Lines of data
--------------------------------------------------

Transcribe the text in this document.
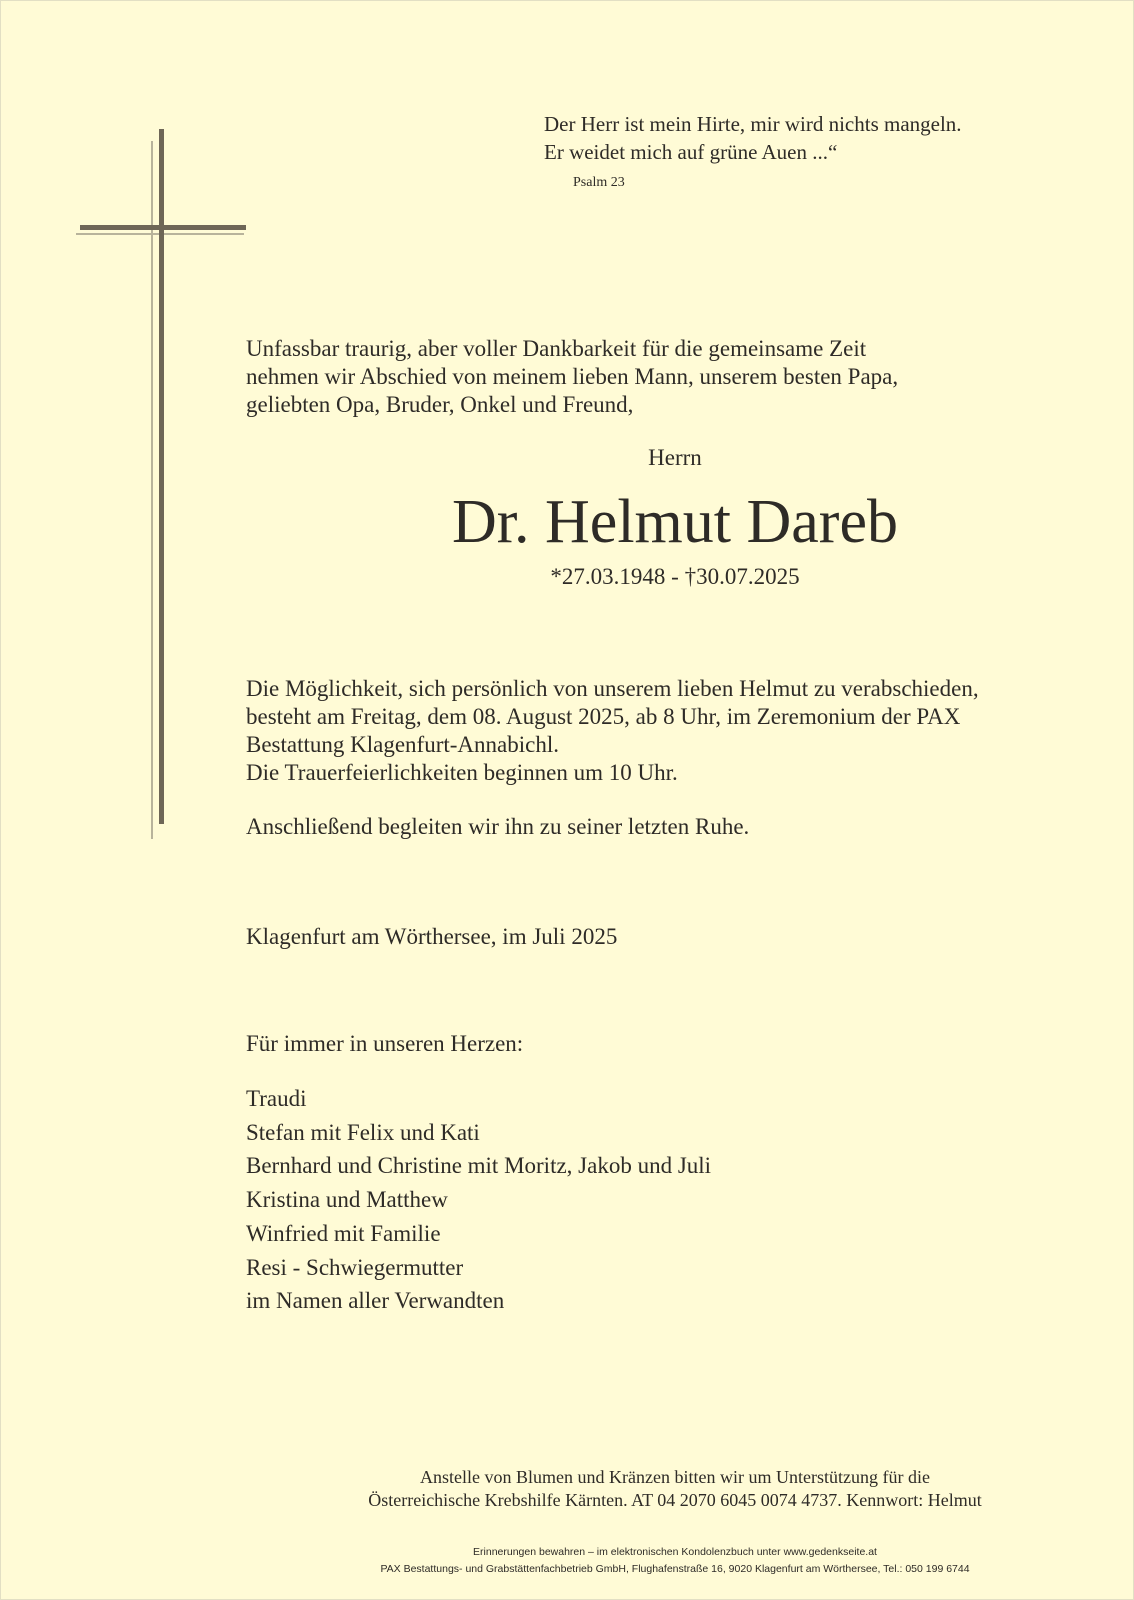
Der Herr ist mein Hirte, mir wird nichts mangeln.
Er weidet mich auf grüne Auen ...“
Psalm 23
Unfassbar traurig, aber voller Dankbarkeit für die gemeinsame Zeit
nehmen wir Abschied von meinem lieben Mann, unserem besten Papa,
geliebten Opa, Bruder, Onkel und Freund,
Herrn
Dr. Helmut Dareb
*27.03.1948 - †30.07.2025
Die Möglichkeit, sich persönlich von unserem lieben Helmut zu verabschieden,
besteht am Freitag, dem 08. August 2025, ab 8 Uhr, im Zeremonium der PAX
Bestattung Klagenfurt-Annabichl.
Die Trauerfeierlichkeiten beginnen um 10 Uhr.
Anschließend begleiten wir ihn zu seiner letzten Ruhe.
Klagenfurt am Wörthersee, im Juli 2025
Für immer in unseren Herzen:
Traudi
Stefan mit Felix und Kati
Bernhard und Christine mit Moritz, Jakob und Juli
Kristina und Matthew
Winfried mit Familie
Resi - Schwiegermutter
im Namen aller Verwandten
Anstelle von Blumen und Kränzen bitten wir um Unterstützung für die
Österreichische Krebshilfe Kärnten. AT 04 2070 6045 0074 4737. Kennwort: Helmut
Erinnerungen bewahren – im elektronischen Kondolenzbuch unter www.gedenkseite.at
PAX Bestattungs- und Grabstättenfachbetrieb GmbH, Flughafenstraße 16, 9020 Klagenfurt am Wörthersee, Tel.: 050 199 6744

--------------------------------------------------

- **Your objective**
Select every line where the word "unserem" occurs.

- **Correct answer**
nehmen wir Abschied von meinem lieben Mann, unserem besten Papa,
Die Möglichkeit, sich persönlich von unserem lieben Helmut zu verabschieden,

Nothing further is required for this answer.